Tannhäuser
Hermann | Stephen Milling |
Tannhäuser | Peter Seiffert |
Wolfram von Eschenbach | Christian Gerhaher |
Walther von der Vogelweide | Ed Lyon |
Biterolf | Michael Kraus |
Heinrich der Schreiber | Samuel Sakker |
Reinmar von Zweter | Jeremy White |
Elisabeth | Emma Bell |
Venus | Sophie Koch |
Ein junger Hirt | Duncan Tarboton |
Downhill from Venusberg: a bland Tannhäuser revived at Covent Garden
At the heart of Tannhäuser is the hero’s struggle between spirituality and sensuality. Tim Albery’s 2010 production, receiving its first revival at Covent Garden, establishes this conflict within a stylish opening 20 minutes, but thereafter things become rather bland. Tannhäuser is something of a problematic opera. It was a great hit with Victorian audiences, thanks to Wagner’s tuneful score, but there are acres of dull writing and Albery’s staging does little to alleviate the tedium, despite a couple of very fine performances to raise interest levels.
During the overture, the curtain rises on a familiar scene – a replica of the Royal Opera House’s gilded proscenium arch and plush velvet curtains, in front of which the singer Tannhäuser sits as a spectator. The curtains part and the Thuringian princess Elisabeth briefly appears as a saintly vision – the woman Tannhäuser abandoned. His new lover, Venus, then slinks into view – a prima donna taking her curtain call – and beckons her consort through the red velvet. A series of Tannhäuser doubles are then teased and tempted by a bevy of dancers. Jasmin Vardimon’s frenzied choreography of the Venusberg Bacchanale has couples sexily writhing and cavorting, hurling themselves across a long revolving table. It’s hardly orgiastic, but it makes for a striking opening.
Thereafter, Albery’s production is unobtrusive, but bland. When Tannhäuser expresses his desire to leave, Venus unsuccessfully attempts to seduce him into staying, before stroppily vowing that he will return to her when he finds no peace with men. The proscenium arch rises and Albery leaves us with an austere bare stage… and it’s downhill from there. If Venusberg represents decadence, then Albery turns everything on its head and has Wartburg a place of decay. The Landgrave of Thuringia, who welcomes Tannhäuser’s return, is a local warlord with Kalashnikov-toting henchmen. They speak of art, but their “hallowed hall” of Act II is a war-ravaged theatre, strewn with rubble, eroded even further in Act III to post-apocalyptic levels. The song contest to decipher the essence of love – a sort of Wartburg’s Got Talent – disintegrates into bickering when Tannhäuser praises physical desire, revealing he has been in Venusberg.
Mark Pullinger | 27 April 2016
Tim Albery’s 2010 production of Tannhäuser returns to Covent Garden for its first revival, but it remains to some extent an awkward piece of music theatre. Albery muddies Wagner’s vision of the conflict between flesh and spirit in an artist’s soul with imagery about illusion and reality in art itself, and art’s role in dark political times. Sophie Koch’s Venus presides over an erotic table-dancing show that takes place within a model of the Opera House stage. When Peter Seiffert’s Tannhäuser returns to the world of men, we find him in a warzone where the blasted remains of the Venusberg are visible among the rubble. There’s little sense, however, of a society governed by religious values, which obscures the significance of the communal outrage at Tannhäuser’s sexual rebellion.

** Provided information **
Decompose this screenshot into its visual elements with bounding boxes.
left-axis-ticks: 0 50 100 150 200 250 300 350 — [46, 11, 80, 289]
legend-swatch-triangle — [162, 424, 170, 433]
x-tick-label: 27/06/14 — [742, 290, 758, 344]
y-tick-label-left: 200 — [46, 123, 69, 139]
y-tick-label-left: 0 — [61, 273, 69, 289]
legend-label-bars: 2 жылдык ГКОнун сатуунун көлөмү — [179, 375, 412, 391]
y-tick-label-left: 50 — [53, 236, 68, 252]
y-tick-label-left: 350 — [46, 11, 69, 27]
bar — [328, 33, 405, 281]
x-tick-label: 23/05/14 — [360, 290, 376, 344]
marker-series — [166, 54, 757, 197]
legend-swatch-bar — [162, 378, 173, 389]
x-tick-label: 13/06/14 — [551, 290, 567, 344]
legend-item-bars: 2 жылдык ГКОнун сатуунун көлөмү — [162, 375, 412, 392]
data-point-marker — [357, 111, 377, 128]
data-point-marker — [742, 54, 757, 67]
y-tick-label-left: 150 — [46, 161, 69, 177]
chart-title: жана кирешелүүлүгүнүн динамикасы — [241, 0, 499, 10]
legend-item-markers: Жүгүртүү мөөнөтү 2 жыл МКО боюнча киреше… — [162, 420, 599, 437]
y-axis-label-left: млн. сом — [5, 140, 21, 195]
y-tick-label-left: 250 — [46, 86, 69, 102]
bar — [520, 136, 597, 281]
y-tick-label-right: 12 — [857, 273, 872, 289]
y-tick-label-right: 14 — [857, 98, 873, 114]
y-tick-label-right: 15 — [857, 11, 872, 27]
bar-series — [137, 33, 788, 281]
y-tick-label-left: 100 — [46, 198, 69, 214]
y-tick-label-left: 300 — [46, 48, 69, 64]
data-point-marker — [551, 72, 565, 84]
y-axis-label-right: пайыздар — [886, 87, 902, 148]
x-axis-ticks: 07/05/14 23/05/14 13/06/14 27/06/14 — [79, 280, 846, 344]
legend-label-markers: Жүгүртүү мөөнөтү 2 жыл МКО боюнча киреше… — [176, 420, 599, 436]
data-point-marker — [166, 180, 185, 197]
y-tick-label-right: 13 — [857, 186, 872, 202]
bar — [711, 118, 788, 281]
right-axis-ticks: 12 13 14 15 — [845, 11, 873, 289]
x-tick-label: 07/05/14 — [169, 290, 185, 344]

** Jobs **
a: Reproduce the review from "Mark Pullinger |" to "Tannhäuser’s sexual rebellion.".
b: Gather every line of the listing that contains the string "көлөмү".
The listing has no connection to the review.

** Worked solutions **
a:
Mark Pullinger | 27 April 2016
Tim Albery’s 2010 production of Tannhäuser returns to Covent Garden for its first revival, but it remains to some extent an awkward piece of music theatre. Albery muddies Wagner’s vision of the conflict between flesh and spirit in an artist’s soul with imagery about illusion and reality in art itself, and art’s role in dark political times. Sophie Koch’s Venus presides over an erotic table-dancing show that takes place within a model of the Opera House stage. When Peter Seiffert’s Tannhäuser returns to the world of men, we find him in a warzone where the blasted remains of the Venusberg are visible among the rubble. There’s little sense, however, of a society governed by religious values, which obscures the significance of the communal outrage at Tannhäuser’s sexual rebellion.

b:
legend-label-bars: 2 жылдык ГКОнун сатуунун көлөмү — [179, 375, 412, 391]
legend-item-bars: 2 жылдык ГКОнун сатуунун көлөмү — [162, 375, 412, 392]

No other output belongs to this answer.